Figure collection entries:

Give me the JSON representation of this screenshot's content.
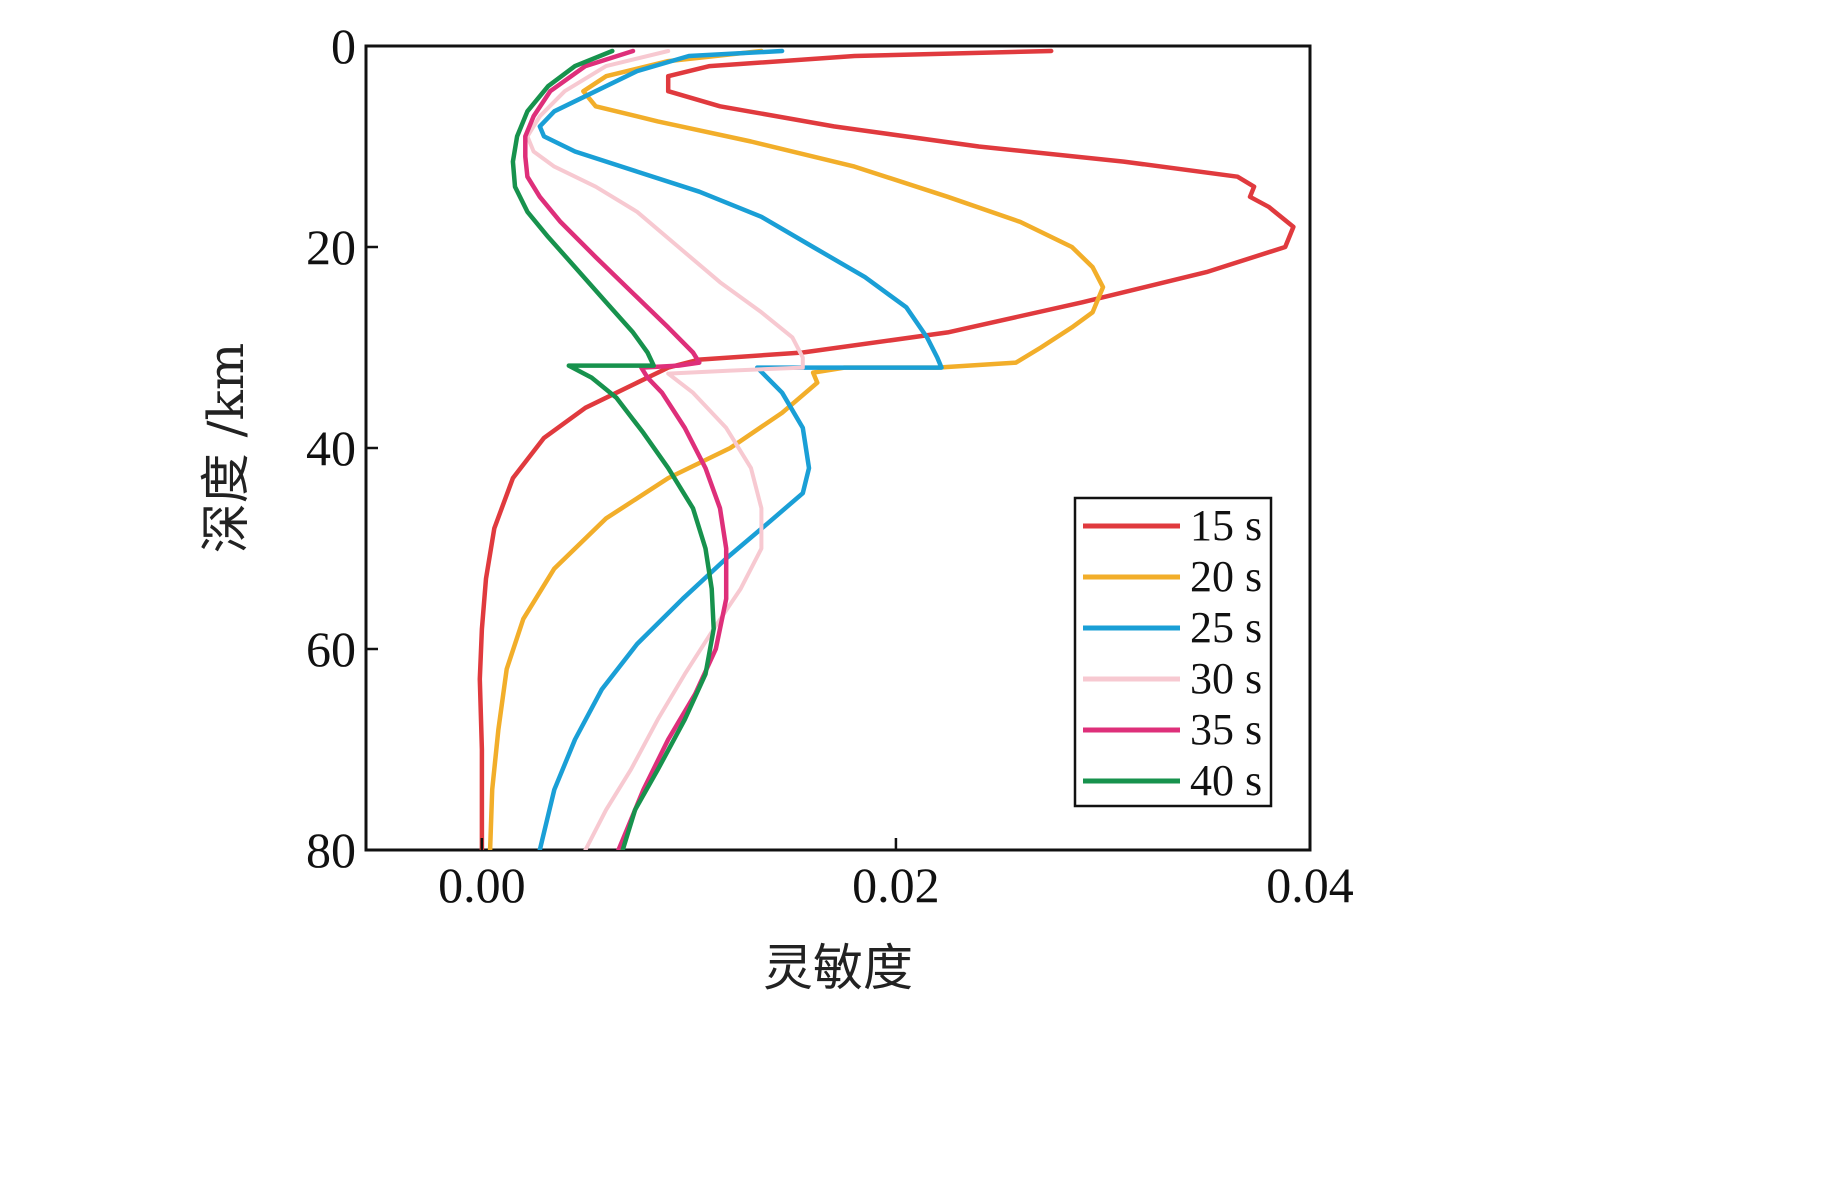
{
  "chart_data": {
    "type": "line",
    "orientation": "depth-profile",
    "title": "",
    "xlabel": "灵敏度",
    "ylabel": "深度 /km",
    "xlim": [
      -0.0055,
      0.04
    ],
    "ylim": [
      80,
      0
    ],
    "y_inverted": true,
    "x_ticks": [
      0.0,
      0.02,
      0.04
    ],
    "x_tick_labels": [
      "0.00",
      "0.02",
      "0.04"
    ],
    "y_ticks": [
      0,
      20,
      40,
      60,
      80
    ],
    "y_tick_labels": [
      "0",
      "20",
      "40",
      "60",
      "80"
    ],
    "grid": false,
    "legend_position": "bottom-right",
    "series": [
      {
        "name": "15 s",
        "color": "#e03a3e",
        "points": [
          [
            0.0275,
            0.5
          ],
          [
            0.018,
            1.0
          ],
          [
            0.011,
            2.0
          ],
          [
            0.009,
            3.0
          ],
          [
            0.009,
            4.5
          ],
          [
            0.0115,
            6.0
          ],
          [
            0.017,
            8.0
          ],
          [
            0.024,
            10.0
          ],
          [
            0.031,
            11.5
          ],
          [
            0.0365,
            13.0
          ],
          [
            0.0373,
            14.0
          ],
          [
            0.0371,
            15.0
          ],
          [
            0.038,
            16.0
          ],
          [
            0.0392,
            18.0
          ],
          [
            0.0388,
            20.0
          ],
          [
            0.035,
            22.5
          ],
          [
            0.029,
            25.5
          ],
          [
            0.0225,
            28.5
          ],
          [
            0.0155,
            30.5
          ],
          [
            0.0105,
            31.2
          ],
          [
            0.009,
            32.0
          ],
          [
            0.0075,
            33.5
          ],
          [
            0.005,
            36.0
          ],
          [
            0.003,
            39.0
          ],
          [
            0.0015,
            43.0
          ],
          [
            0.0006,
            48.0
          ],
          [
            0.0002,
            53.0
          ],
          [
            0.0,
            58.0
          ],
          [
            -0.0001,
            63.0
          ],
          [
            0.0,
            70.0
          ],
          [
            0.0,
            80.0
          ]
        ]
      },
      {
        "name": "20 s",
        "color": "#f2ae2a",
        "points": [
          [
            0.0135,
            0.5
          ],
          [
            0.009,
            1.5
          ],
          [
            0.006,
            3.0
          ],
          [
            0.0049,
            4.5
          ],
          [
            0.0055,
            6.0
          ],
          [
            0.0085,
            7.5
          ],
          [
            0.013,
            9.5
          ],
          [
            0.018,
            12.0
          ],
          [
            0.0225,
            15.0
          ],
          [
            0.026,
            17.5
          ],
          [
            0.0285,
            20.0
          ],
          [
            0.0295,
            22.0
          ],
          [
            0.03,
            24.0
          ],
          [
            0.0295,
            26.5
          ],
          [
            0.0285,
            28.0
          ],
          [
            0.027,
            30.0
          ],
          [
            0.0258,
            31.5
          ],
          [
            0.022,
            32.0
          ],
          [
            0.0175,
            32.0
          ],
          [
            0.016,
            32.5
          ],
          [
            0.0162,
            33.5
          ],
          [
            0.0145,
            36.5
          ],
          [
            0.012,
            40.0
          ],
          [
            0.009,
            43.0
          ],
          [
            0.006,
            47.0
          ],
          [
            0.0035,
            52.0
          ],
          [
            0.002,
            57.0
          ],
          [
            0.0012,
            62.0
          ],
          [
            0.0008,
            68.0
          ],
          [
            0.0005,
            74.0
          ],
          [
            0.0004,
            80.0
          ]
        ]
      },
      {
        "name": "25 s",
        "color": "#1a9fd6",
        "points": [
          [
            0.0145,
            0.5
          ],
          [
            0.01,
            1.0
          ],
          [
            0.0075,
            2.5
          ],
          [
            0.0055,
            4.5
          ],
          [
            0.0035,
            6.5
          ],
          [
            0.0028,
            8.0
          ],
          [
            0.003,
            9.0
          ],
          [
            0.0045,
            10.5
          ],
          [
            0.0075,
            12.5
          ],
          [
            0.0105,
            14.5
          ],
          [
            0.0135,
            17.0
          ],
          [
            0.016,
            20.0
          ],
          [
            0.0185,
            23.0
          ],
          [
            0.0205,
            26.0
          ],
          [
            0.0215,
            29.0
          ],
          [
            0.022,
            31.0
          ],
          [
            0.0222,
            32.0
          ],
          [
            0.0175,
            32.0
          ],
          [
            0.0133,
            32.0
          ],
          [
            0.0145,
            34.5
          ],
          [
            0.0155,
            38.0
          ],
          [
            0.0158,
            42.0
          ],
          [
            0.0155,
            44.5
          ],
          [
            0.0138,
            47.5
          ],
          [
            0.0118,
            51.0
          ],
          [
            0.0097,
            55.0
          ],
          [
            0.0075,
            59.5
          ],
          [
            0.0058,
            64.0
          ],
          [
            0.0045,
            69.0
          ],
          [
            0.0035,
            74.0
          ],
          [
            0.0028,
            80.0
          ]
        ]
      },
      {
        "name": "30 s",
        "color": "#f7c9d1",
        "points": [
          [
            0.009,
            0.5
          ],
          [
            0.006,
            2.0
          ],
          [
            0.004,
            4.5
          ],
          [
            0.0028,
            7.0
          ],
          [
            0.0022,
            9.0
          ],
          [
            0.0025,
            10.5
          ],
          [
            0.0035,
            12.0
          ],
          [
            0.0055,
            14.0
          ],
          [
            0.0075,
            16.5
          ],
          [
            0.0095,
            20.0
          ],
          [
            0.0115,
            23.5
          ],
          [
            0.0135,
            26.5
          ],
          [
            0.015,
            29.0
          ],
          [
            0.0155,
            31.0
          ],
          [
            0.0155,
            32.0
          ],
          [
            0.012,
            32.3
          ],
          [
            0.009,
            32.6
          ],
          [
            0.0102,
            34.5
          ],
          [
            0.0118,
            38.0
          ],
          [
            0.013,
            42.0
          ],
          [
            0.0135,
            46.0
          ],
          [
            0.0135,
            50.0
          ],
          [
            0.0125,
            54.0
          ],
          [
            0.0112,
            58.0
          ],
          [
            0.0098,
            62.5
          ],
          [
            0.0085,
            67.0
          ],
          [
            0.0072,
            72.0
          ],
          [
            0.006,
            76.0
          ],
          [
            0.005,
            80.0
          ]
        ]
      },
      {
        "name": "35 s",
        "color": "#de2f7a",
        "points": [
          [
            0.0073,
            0.5
          ],
          [
            0.005,
            2.0
          ],
          [
            0.0033,
            4.5
          ],
          [
            0.0025,
            7.0
          ],
          [
            0.0021,
            9.0
          ],
          [
            0.0021,
            11.0
          ],
          [
            0.0022,
            13.0
          ],
          [
            0.0028,
            15.0
          ],
          [
            0.0038,
            17.5
          ],
          [
            0.0055,
            21.0
          ],
          [
            0.0075,
            25.0
          ],
          [
            0.009,
            28.0
          ],
          [
            0.0102,
            30.5
          ],
          [
            0.0105,
            31.5
          ],
          [
            0.0095,
            31.8
          ],
          [
            0.0077,
            32.0
          ],
          [
            0.008,
            33.0
          ],
          [
            0.0087,
            34.5
          ],
          [
            0.0098,
            38.0
          ],
          [
            0.0108,
            42.0
          ],
          [
            0.0115,
            46.0
          ],
          [
            0.0118,
            50.0
          ],
          [
            0.0118,
            55.0
          ],
          [
            0.0113,
            60.0
          ],
          [
            0.0103,
            64.5
          ],
          [
            0.009,
            69.0
          ],
          [
            0.0078,
            74.0
          ],
          [
            0.0066,
            80.0
          ]
        ]
      },
      {
        "name": "40 s",
        "color": "#17924d",
        "points": [
          [
            0.0063,
            0.5
          ],
          [
            0.0045,
            2.0
          ],
          [
            0.0032,
            4.0
          ],
          [
            0.0022,
            6.5
          ],
          [
            0.0017,
            9.0
          ],
          [
            0.0015,
            11.5
          ],
          [
            0.0016,
            14.0
          ],
          [
            0.0022,
            16.5
          ],
          [
            0.0032,
            19.0
          ],
          [
            0.0045,
            22.0
          ],
          [
            0.006,
            25.5
          ],
          [
            0.0073,
            28.5
          ],
          [
            0.008,
            30.5
          ],
          [
            0.0083,
            31.8
          ],
          [
            0.0062,
            31.8
          ],
          [
            0.0042,
            31.8
          ],
          [
            0.0053,
            33.0
          ],
          [
            0.0065,
            35.0
          ],
          [
            0.0078,
            38.5
          ],
          [
            0.009,
            42.0
          ],
          [
            0.0102,
            46.0
          ],
          [
            0.0108,
            50.0
          ],
          [
            0.0111,
            54.0
          ],
          [
            0.0112,
            58.0
          ],
          [
            0.0108,
            62.5
          ],
          [
            0.0098,
            67.0
          ],
          [
            0.0085,
            72.0
          ],
          [
            0.0074,
            76.0
          ],
          [
            0.0068,
            80.0
          ]
        ]
      }
    ]
  }
}
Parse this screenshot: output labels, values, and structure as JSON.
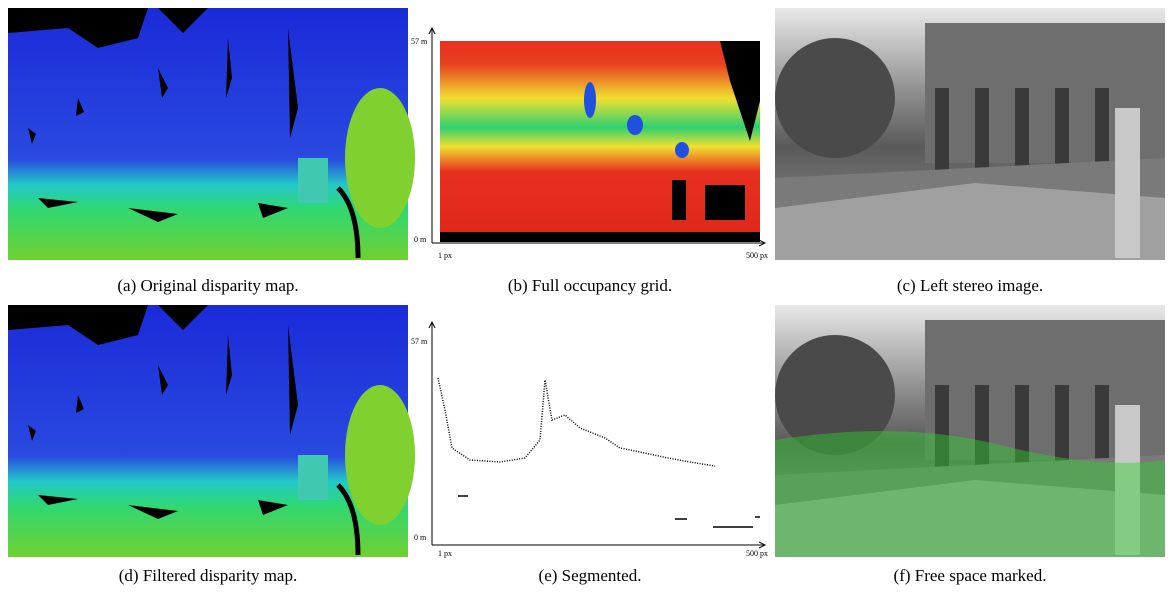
{
  "panels": [
    {
      "caption": "(a) Original disparity map."
    },
    {
      "caption": "(b) Full occupancy grid.",
      "y_top": "57 m",
      "y_bottom": "0 m",
      "x_left": "1 px",
      "x_right": "500 px"
    },
    {
      "caption": "(c) Left stereo image."
    },
    {
      "caption": "(d) Filtered disparity map."
    },
    {
      "caption": "(e) Segmented.",
      "y_top": "57 m",
      "y_bottom": "0 m",
      "x_left": "1 px",
      "x_right": "500 px"
    },
    {
      "caption": "(f) Free space marked."
    }
  ]
}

Required work. Quote, please, only the lines running from the one with "Parse this screenshot: output" down to the final line of the data above, keeping both ends and skipping the pictures.

Response below.
Parse this screenshot: output labels, values, and structure as JSON.
{
  "panels": [
    {
      "caption": "(a) Original disparity map."
    },
    {
      "caption": "(b) Full occupancy grid.",
      "y_top": "57 m",
      "y_bottom": "0 m",
      "x_left": "1 px",
      "x_right": "500 px"
    },
    {
      "caption": "(c) Left stereo image."
    },
    {
      "caption": "(d) Filtered disparity map."
    },
    {
      "caption": "(e) Segmented.",
      "y_top": "57 m",
      "y_bottom": "0 m",
      "x_left": "1 px",
      "x_right": "500 px"
    },
    {
      "caption": "(f) Free space marked."
    }
  ]
}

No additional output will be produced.